■ **Exercise instructions**: Seek out every line containing the word "color", and copy each.

■ **Record set**:
____________________
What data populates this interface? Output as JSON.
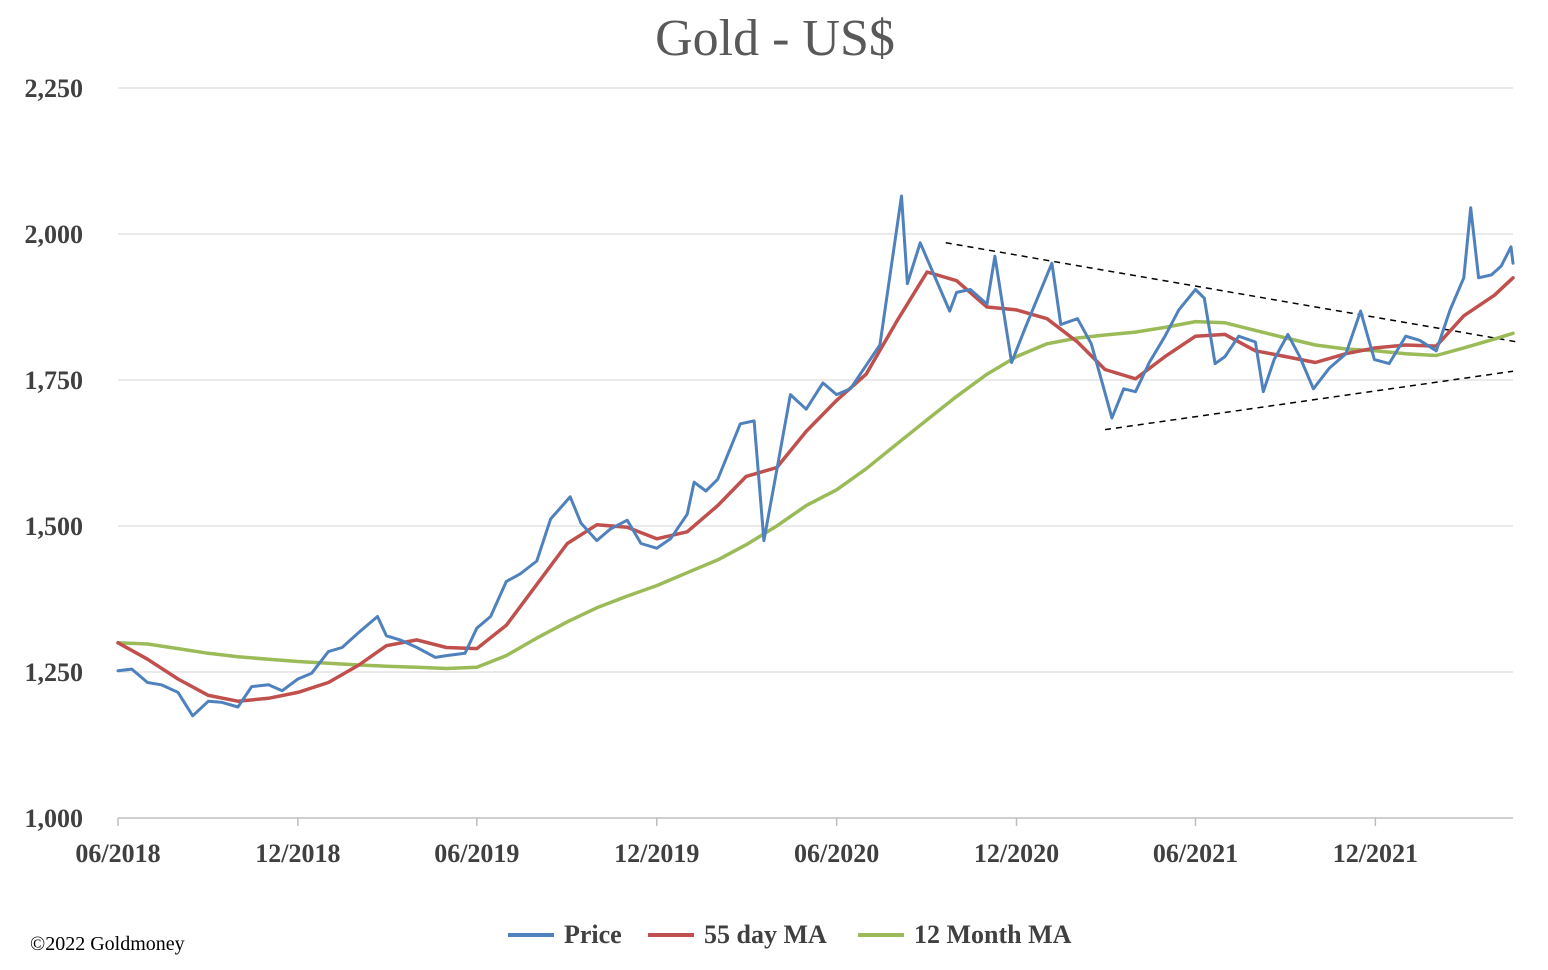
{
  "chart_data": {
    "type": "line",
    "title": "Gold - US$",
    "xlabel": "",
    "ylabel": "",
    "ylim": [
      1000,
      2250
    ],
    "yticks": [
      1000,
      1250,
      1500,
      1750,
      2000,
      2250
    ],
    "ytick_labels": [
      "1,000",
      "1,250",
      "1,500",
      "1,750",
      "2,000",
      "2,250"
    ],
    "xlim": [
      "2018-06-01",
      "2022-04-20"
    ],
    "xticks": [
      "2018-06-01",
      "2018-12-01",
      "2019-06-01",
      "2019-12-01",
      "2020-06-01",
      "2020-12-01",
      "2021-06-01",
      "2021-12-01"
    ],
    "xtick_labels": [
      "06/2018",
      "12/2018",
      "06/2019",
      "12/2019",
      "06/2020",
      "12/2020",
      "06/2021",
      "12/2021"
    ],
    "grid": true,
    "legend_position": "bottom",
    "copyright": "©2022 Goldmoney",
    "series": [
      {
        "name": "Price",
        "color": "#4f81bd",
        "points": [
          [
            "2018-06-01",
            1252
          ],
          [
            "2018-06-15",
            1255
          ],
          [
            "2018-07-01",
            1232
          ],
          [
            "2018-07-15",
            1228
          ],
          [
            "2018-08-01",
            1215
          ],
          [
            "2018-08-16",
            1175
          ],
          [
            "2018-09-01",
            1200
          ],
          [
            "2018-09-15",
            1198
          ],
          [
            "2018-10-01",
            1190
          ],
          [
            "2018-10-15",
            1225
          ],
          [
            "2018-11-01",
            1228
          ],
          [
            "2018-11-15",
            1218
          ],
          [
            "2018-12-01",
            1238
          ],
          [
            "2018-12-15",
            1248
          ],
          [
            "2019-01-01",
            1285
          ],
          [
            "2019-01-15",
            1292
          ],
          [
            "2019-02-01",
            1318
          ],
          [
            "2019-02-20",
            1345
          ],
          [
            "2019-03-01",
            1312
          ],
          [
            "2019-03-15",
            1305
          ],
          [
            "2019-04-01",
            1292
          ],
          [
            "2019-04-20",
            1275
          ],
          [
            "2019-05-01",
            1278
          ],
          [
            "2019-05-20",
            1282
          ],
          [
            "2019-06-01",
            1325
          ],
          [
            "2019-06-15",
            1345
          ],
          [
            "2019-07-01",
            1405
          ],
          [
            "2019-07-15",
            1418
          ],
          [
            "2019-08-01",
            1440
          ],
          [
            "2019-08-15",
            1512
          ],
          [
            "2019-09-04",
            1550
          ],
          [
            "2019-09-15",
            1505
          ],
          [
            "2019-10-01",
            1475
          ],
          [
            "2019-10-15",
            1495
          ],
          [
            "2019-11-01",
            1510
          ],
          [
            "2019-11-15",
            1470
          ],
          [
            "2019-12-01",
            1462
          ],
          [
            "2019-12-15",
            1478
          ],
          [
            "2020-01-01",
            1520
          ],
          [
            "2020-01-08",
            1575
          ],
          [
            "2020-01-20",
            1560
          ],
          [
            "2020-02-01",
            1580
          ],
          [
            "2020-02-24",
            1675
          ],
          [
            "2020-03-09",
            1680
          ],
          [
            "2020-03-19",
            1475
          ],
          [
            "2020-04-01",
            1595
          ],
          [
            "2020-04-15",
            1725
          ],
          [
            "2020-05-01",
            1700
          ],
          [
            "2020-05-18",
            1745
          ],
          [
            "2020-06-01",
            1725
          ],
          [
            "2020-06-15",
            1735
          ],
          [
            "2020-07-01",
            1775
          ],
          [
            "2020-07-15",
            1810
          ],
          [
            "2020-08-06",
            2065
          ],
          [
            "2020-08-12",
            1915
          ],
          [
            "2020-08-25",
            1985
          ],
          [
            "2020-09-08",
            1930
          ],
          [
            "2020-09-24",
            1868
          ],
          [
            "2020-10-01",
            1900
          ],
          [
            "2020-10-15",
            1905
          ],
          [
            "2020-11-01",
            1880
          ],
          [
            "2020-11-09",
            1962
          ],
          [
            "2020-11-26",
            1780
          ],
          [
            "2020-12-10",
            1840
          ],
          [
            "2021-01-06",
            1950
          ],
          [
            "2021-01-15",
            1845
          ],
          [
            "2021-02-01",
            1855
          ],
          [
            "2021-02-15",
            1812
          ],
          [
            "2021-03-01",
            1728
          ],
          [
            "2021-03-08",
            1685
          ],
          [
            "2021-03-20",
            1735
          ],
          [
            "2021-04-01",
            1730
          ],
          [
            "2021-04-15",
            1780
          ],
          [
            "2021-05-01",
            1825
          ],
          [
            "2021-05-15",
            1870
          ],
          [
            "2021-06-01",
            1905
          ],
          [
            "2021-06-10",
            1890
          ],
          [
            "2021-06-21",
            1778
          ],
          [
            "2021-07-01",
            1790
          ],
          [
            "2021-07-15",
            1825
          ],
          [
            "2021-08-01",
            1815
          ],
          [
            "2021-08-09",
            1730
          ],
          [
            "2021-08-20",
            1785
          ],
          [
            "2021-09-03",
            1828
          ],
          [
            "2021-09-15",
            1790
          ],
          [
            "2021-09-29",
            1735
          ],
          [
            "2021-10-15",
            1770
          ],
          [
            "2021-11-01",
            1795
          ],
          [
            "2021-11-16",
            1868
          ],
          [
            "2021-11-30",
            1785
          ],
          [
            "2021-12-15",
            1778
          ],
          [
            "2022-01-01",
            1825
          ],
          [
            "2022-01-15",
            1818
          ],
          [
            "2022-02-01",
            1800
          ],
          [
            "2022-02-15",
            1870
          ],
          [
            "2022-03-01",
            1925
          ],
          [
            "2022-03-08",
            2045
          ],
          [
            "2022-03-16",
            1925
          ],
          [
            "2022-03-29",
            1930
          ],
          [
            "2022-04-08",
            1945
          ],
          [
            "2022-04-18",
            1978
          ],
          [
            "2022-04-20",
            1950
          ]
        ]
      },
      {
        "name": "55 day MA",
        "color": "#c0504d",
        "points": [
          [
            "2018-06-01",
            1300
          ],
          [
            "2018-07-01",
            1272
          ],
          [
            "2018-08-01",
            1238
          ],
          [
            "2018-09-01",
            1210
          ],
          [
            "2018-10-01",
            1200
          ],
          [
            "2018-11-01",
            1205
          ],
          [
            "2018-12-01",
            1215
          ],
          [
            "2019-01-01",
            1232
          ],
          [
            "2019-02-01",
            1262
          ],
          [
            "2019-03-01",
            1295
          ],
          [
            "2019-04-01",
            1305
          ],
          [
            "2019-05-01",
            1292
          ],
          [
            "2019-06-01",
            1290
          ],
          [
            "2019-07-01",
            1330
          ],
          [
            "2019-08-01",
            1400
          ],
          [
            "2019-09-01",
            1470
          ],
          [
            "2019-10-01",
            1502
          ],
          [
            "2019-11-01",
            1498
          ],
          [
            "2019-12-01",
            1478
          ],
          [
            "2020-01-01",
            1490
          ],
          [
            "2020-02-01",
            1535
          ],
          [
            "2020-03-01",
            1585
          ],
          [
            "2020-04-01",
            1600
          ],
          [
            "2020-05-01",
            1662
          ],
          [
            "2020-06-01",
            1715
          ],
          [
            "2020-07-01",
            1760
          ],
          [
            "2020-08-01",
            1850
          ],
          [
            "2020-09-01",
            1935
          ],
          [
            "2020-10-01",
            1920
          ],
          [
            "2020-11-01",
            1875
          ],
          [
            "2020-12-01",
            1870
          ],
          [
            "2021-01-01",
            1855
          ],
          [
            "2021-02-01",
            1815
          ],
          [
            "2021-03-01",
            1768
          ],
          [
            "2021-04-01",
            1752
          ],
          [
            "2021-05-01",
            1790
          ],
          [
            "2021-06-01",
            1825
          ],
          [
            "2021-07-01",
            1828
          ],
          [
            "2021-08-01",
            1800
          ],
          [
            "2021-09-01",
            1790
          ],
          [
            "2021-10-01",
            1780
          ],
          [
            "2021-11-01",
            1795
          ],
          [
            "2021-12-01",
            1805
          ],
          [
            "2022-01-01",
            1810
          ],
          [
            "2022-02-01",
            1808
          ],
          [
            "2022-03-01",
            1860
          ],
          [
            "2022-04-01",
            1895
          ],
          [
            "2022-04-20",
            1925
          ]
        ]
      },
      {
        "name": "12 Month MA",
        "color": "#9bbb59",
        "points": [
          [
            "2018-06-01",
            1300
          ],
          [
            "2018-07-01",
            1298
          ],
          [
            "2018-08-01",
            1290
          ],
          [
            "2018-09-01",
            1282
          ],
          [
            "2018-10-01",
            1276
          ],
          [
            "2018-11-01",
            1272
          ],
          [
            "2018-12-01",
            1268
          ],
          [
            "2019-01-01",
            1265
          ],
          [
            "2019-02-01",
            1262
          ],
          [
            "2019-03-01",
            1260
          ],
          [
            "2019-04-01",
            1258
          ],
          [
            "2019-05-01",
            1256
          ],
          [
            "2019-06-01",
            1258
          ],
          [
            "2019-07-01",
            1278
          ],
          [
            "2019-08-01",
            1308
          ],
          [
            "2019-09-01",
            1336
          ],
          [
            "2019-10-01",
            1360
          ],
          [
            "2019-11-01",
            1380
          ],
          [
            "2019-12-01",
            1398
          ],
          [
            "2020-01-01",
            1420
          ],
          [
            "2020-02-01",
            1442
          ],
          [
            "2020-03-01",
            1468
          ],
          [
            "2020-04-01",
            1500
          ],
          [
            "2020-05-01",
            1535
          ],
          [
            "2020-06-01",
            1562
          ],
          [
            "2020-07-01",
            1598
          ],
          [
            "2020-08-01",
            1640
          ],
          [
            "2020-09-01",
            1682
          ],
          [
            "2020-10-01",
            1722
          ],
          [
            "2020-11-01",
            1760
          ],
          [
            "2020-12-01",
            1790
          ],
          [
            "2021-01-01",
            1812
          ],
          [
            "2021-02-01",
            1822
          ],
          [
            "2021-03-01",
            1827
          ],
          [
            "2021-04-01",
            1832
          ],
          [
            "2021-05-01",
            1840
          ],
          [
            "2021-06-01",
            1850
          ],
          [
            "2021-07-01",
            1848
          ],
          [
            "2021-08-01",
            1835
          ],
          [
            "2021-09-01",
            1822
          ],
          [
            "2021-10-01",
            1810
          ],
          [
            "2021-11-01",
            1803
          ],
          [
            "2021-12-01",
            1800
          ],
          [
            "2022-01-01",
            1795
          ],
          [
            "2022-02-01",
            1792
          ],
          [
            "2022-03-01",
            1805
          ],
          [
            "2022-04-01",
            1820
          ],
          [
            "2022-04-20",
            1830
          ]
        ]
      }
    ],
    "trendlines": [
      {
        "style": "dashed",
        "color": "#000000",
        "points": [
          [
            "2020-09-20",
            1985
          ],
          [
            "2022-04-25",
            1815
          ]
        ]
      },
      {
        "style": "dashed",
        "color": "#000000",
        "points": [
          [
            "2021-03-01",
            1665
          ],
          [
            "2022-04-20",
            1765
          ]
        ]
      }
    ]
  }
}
____________________
■ **Written solution**:
        "color": "#4f81bd",
        "color": "#c0504d",
        "color": "#9bbb59",
        "color": "#000000",
        "color": "#000000",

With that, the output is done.